• [SOURCE TEXT]:
In [None]:
import numpy as np
 
class MarkovChain(object):
    def __init__(self, transition_prob):
        """
        Initialize the MarkovChain instance.
 
        Parameters
        ----------
        transition_prob: dict
            A dict object representing the transition 
            probabilities in Markov Chain. 
            Should be of the form: 
                {'state1': {'state1': 0.1, 'state2': 0.4}, 
                 'state2': {...}}
        """
        self.transition_prob = transition_prob
        self.states = list(transition_prob.keys())
 
    def next_state(self, current_state):
        """
        Returns the state of the random variable at the next time 
        instance.
 
        Parameters
        ----------
        current_state: str
            The current state of the system.
        """
        next_states = list(self.transition_prob[current_state].keys())
        return np.random.choice(
            next_states, 
            p=[self.transition_prob[current_state][next_state] 
               for next_state in next_states]
        )
 
    def generate_states(self, current_state, no=10):
        """

• [RECORDS PROVIDED]:
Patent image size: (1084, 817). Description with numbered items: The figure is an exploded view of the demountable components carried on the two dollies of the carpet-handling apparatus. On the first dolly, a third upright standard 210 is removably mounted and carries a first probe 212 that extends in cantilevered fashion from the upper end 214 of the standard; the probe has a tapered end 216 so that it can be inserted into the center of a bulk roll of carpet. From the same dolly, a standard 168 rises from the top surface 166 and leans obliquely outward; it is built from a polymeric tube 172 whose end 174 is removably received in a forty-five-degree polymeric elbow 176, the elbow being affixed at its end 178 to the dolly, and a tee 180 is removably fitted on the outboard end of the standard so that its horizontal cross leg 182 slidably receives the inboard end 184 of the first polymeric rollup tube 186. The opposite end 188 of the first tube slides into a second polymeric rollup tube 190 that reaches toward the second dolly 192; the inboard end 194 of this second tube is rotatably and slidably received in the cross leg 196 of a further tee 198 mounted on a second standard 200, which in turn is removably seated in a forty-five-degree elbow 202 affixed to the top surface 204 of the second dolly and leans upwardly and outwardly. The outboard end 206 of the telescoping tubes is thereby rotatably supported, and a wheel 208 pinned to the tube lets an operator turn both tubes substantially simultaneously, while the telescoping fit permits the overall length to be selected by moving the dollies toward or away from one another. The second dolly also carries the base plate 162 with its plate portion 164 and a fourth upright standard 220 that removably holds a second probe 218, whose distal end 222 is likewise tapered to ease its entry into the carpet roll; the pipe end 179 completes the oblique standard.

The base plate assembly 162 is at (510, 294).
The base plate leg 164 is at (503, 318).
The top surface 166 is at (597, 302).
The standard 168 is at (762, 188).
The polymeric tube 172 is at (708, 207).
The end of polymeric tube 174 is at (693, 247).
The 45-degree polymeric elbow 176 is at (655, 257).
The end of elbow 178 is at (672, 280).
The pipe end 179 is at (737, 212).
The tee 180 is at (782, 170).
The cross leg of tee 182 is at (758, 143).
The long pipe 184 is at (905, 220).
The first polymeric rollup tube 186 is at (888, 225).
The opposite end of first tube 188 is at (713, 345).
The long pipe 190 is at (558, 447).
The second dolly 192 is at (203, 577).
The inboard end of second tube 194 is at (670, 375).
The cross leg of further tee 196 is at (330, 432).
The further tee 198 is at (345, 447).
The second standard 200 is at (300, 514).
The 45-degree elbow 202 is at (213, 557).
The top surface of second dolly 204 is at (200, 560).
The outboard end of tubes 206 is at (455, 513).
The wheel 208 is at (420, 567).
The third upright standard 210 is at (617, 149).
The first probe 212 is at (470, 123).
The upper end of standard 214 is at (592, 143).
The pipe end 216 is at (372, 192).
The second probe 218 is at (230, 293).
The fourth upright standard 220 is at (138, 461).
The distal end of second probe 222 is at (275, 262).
--
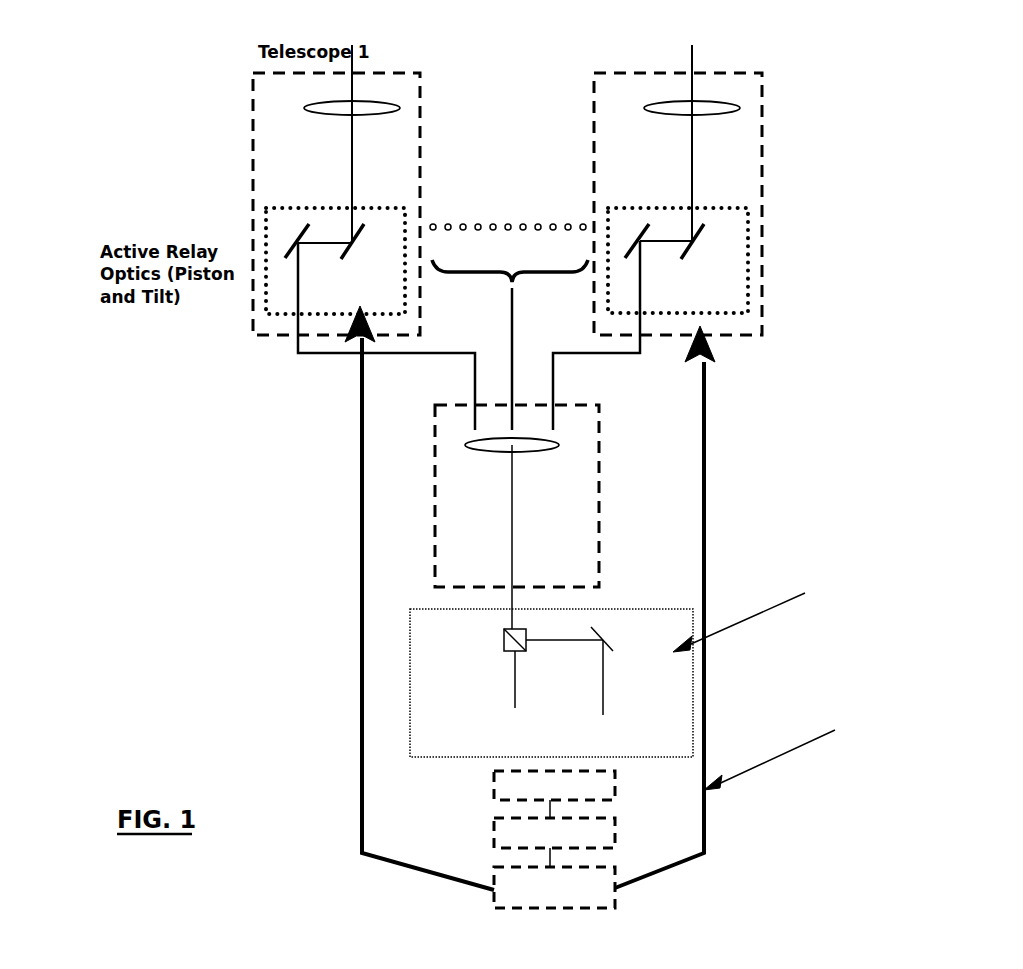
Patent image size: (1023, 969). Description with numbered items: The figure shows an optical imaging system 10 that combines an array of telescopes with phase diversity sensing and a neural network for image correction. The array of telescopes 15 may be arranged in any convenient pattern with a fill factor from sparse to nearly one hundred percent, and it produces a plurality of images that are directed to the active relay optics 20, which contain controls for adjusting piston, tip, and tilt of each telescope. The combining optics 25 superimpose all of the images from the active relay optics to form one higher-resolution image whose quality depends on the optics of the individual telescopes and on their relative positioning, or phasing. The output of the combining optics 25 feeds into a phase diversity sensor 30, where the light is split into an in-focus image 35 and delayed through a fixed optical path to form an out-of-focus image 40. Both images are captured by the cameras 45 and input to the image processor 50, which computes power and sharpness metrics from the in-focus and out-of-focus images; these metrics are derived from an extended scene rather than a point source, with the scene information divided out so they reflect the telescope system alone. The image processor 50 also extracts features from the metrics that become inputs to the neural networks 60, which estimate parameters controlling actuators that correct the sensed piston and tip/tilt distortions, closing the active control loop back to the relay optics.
* * *
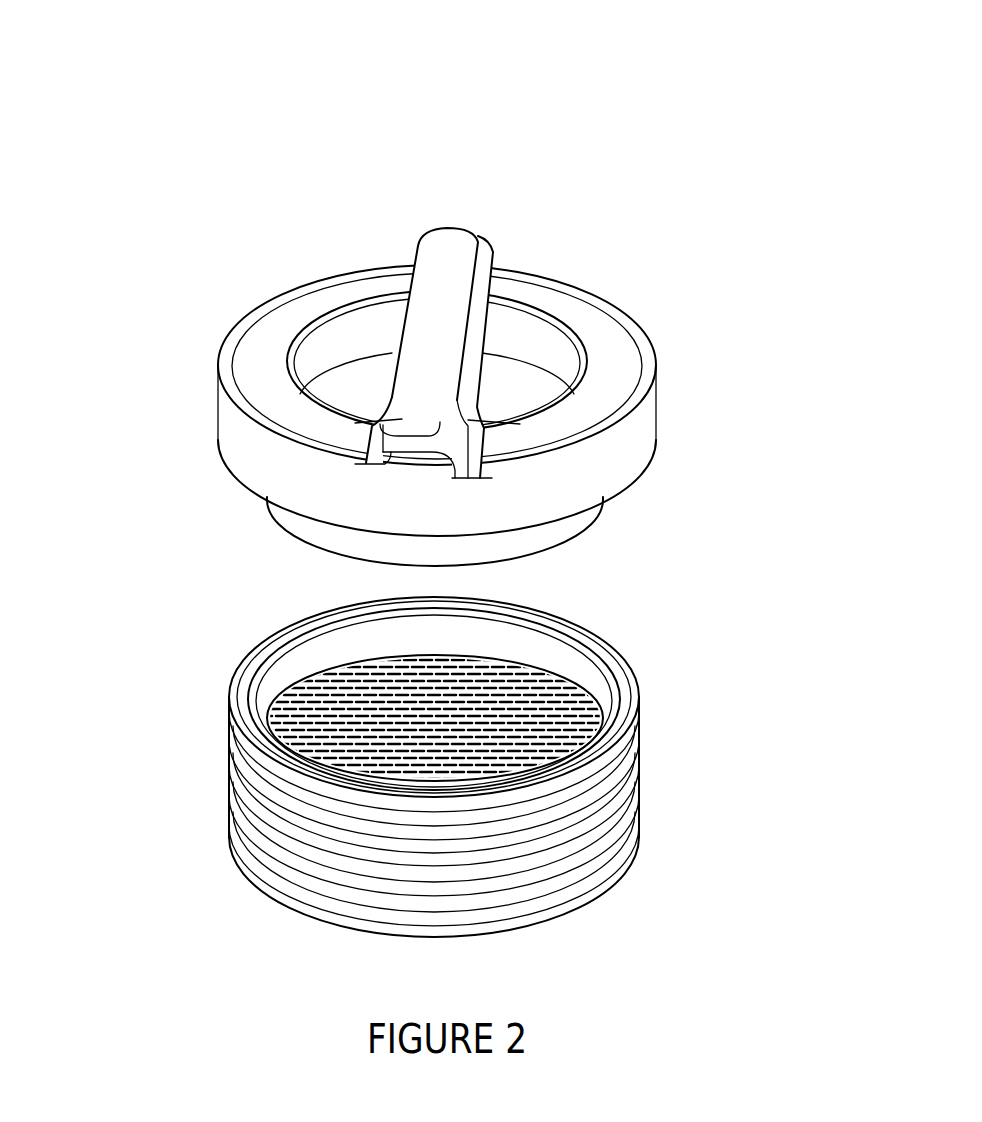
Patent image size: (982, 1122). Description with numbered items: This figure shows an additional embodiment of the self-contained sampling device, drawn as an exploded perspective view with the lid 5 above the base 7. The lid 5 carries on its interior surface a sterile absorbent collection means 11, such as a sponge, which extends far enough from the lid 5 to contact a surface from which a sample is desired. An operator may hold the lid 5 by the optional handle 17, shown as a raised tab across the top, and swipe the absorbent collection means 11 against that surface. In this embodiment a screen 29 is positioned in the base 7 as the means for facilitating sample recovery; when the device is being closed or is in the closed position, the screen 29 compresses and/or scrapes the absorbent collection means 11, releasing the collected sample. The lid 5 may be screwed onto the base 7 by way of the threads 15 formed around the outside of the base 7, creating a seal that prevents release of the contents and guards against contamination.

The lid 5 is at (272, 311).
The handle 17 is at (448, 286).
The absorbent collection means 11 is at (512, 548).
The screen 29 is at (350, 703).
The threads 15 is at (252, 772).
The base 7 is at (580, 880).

• [WHAT IS EXPECTED]: Continue the Markov chain code from its last line. The records come from a separate source and are unrelated to the text.

• [RESPONSE]:
        Generates the next states of the system.
 
        Parameters
        ----------
        current_state: str
            The state of the current random variable.
 
        no: int
            The number of future states to generate.
        """
        future_states = []
        for i in range(no):
            next_state = self.next_state(current_state)
            future_states.append(next_state)
            current_state = next_state
        return future_states
    
    def get_transition_probability_for_sequence(self, current_state, following_states):
        """
        Calculate the transition probability of a sequence of tokens. 
        Multiply the current probability by the probability of the next transition (current to next state).
        The method is called recursively with the first token in the following_states is 
            deemed to be the next 'current_state'.
        
        Parameters
        ----------
        current_state: str
            The current state (token).
 
        following_states: list
            The list of the tokens next in sequence.
            
        prob: float
            The probability of the sequence until current_state.
        """
        if len(following_states) <= 1:
            return 1
        
        if current_state not in self.transition_prob:
            self.transition_prob[current_state] = {}
        
        next_state = following_states[0]
        
        if next_state not in self.transition_prob[current_state]:
            self.transition_prob[current_state][next_state] = 1
            
        prob = self.transition_prob[current_state][next_state] * self.get_transition_probability_for_sequence(next_state, following_states[1:])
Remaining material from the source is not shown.